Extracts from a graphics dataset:
##############################

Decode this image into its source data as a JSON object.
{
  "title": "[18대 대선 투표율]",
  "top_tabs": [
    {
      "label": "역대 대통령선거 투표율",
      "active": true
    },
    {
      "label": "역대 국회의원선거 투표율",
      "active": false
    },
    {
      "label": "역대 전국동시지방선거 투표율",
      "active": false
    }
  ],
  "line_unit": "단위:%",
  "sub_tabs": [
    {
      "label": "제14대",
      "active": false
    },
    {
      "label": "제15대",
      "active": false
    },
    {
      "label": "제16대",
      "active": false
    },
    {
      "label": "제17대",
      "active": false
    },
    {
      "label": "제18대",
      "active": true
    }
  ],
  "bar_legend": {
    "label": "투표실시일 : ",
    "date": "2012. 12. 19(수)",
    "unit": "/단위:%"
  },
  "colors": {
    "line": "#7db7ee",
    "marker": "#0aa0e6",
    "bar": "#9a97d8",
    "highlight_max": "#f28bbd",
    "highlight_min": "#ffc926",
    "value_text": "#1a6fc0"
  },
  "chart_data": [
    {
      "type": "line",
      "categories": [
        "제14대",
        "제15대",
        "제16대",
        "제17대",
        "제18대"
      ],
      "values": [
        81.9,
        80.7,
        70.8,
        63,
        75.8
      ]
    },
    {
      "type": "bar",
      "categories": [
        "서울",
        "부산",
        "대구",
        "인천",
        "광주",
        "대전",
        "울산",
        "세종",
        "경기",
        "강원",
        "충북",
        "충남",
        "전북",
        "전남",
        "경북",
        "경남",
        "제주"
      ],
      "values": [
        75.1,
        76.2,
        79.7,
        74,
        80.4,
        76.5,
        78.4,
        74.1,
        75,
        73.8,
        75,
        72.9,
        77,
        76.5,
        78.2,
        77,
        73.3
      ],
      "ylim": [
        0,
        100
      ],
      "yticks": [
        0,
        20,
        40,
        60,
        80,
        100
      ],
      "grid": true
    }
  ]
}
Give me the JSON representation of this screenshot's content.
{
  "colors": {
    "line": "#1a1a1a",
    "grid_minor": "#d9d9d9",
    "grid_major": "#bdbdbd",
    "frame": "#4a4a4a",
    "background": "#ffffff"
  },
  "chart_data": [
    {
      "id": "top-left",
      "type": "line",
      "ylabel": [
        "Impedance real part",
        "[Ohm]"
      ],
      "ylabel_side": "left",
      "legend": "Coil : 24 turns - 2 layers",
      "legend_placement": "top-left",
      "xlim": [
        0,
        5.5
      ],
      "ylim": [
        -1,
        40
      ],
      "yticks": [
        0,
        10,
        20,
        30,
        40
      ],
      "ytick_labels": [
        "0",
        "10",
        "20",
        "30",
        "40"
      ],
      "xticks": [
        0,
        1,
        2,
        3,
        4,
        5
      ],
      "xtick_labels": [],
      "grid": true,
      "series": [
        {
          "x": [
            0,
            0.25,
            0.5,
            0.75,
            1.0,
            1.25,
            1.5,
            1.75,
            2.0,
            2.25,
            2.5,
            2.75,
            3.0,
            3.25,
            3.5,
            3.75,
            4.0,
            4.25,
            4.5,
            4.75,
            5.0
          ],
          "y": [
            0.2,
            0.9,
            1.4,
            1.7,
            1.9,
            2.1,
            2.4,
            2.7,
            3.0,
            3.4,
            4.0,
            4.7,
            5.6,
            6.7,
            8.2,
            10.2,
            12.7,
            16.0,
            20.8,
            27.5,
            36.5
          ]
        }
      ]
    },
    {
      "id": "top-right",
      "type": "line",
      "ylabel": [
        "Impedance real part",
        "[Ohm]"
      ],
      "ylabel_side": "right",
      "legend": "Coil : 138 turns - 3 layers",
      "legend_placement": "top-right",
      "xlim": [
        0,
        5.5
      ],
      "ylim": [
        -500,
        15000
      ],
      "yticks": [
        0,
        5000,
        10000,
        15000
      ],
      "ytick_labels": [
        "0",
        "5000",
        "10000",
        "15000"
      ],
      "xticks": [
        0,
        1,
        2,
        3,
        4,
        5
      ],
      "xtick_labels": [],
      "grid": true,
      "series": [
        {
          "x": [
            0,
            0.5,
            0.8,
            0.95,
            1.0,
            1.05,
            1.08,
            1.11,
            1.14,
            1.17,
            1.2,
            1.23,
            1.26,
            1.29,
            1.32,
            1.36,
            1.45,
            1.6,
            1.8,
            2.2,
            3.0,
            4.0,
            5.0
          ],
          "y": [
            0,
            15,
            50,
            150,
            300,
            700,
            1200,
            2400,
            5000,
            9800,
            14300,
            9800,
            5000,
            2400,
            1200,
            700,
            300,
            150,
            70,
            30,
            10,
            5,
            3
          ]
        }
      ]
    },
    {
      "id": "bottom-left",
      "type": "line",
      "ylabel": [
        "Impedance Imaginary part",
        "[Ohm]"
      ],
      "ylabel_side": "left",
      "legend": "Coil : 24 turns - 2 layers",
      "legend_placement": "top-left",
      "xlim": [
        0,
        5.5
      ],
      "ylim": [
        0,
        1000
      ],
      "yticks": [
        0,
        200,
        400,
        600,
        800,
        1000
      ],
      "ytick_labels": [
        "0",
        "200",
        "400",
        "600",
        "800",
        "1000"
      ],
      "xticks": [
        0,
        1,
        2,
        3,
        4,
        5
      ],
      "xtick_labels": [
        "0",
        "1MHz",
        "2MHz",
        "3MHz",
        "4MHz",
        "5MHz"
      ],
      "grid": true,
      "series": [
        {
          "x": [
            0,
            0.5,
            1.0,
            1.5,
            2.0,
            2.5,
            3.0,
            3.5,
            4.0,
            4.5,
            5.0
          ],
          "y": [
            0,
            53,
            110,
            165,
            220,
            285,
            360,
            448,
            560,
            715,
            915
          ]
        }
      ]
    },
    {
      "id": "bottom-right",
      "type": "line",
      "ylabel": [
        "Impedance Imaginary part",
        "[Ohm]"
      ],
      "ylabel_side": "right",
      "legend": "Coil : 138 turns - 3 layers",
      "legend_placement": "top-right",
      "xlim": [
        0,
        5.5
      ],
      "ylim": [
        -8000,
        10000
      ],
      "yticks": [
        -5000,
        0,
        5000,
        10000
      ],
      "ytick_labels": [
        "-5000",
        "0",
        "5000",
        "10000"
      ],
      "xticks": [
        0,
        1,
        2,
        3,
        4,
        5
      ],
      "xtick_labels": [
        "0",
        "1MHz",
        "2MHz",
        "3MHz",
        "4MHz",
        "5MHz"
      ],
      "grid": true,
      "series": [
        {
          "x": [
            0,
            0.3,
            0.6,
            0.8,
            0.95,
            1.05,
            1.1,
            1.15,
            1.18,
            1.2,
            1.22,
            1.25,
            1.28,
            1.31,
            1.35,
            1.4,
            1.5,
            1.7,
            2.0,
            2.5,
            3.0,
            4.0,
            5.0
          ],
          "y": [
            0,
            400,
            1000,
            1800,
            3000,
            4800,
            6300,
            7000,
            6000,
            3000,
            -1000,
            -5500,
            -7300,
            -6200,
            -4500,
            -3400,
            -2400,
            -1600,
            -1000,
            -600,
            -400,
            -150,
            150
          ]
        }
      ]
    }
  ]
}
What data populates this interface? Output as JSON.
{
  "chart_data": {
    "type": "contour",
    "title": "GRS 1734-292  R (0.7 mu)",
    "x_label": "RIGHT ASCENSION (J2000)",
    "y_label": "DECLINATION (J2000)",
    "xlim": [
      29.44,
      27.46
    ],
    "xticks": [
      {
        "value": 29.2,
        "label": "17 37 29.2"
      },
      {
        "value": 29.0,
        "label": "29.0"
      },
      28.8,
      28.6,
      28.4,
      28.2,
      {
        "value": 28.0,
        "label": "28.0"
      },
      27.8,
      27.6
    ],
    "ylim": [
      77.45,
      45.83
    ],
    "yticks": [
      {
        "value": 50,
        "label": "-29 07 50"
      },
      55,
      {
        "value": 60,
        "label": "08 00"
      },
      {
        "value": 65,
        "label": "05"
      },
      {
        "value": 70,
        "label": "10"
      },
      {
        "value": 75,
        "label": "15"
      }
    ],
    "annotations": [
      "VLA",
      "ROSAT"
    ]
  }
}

##############################

Starting at the line that contains "What data populates", retype each line through the end of the listing above and nothing else.

Result of this exercise:
What data populates this interface? Output as JSON.
{
  "chart_data": {
    "type": "contour",
    "title": "GRS 1734-292  R (0.7 mu)",
    "x_label": "RIGHT ASCENSION (J2000)",
    "y_label": "DECLINATION (J2000)",
    "xlim": [
      29.44,
      27.46
    ],
    "xticks": [
      {
        "value": 29.2,
        "label": "17 37 29.2"
      },
      {
        "value": 29.0,
        "label": "29.0"
      },
      28.8,
      28.6,
      28.4,
      28.2,
      {
        "value": 28.0,
        "label": "28.0"
      },
      27.8,
      27.6
    ],
    "ylim": [
      77.45,
      45.83
    ],
    "yticks": [
      {
        "value": 50,
        "label": "-29 07 50"
      },
      55,
      {
        "value": 60,
        "label": "08 00"
      },
      {
        "value": 65,
        "label": "05"
      },
      {
        "value": 70,
        "label": "10"
      },
      {
        "value": 75,
        "label": "15"
      }
    ],
    "annotations": [
      "VLA",
      "ROSAT"
    ]
  }
}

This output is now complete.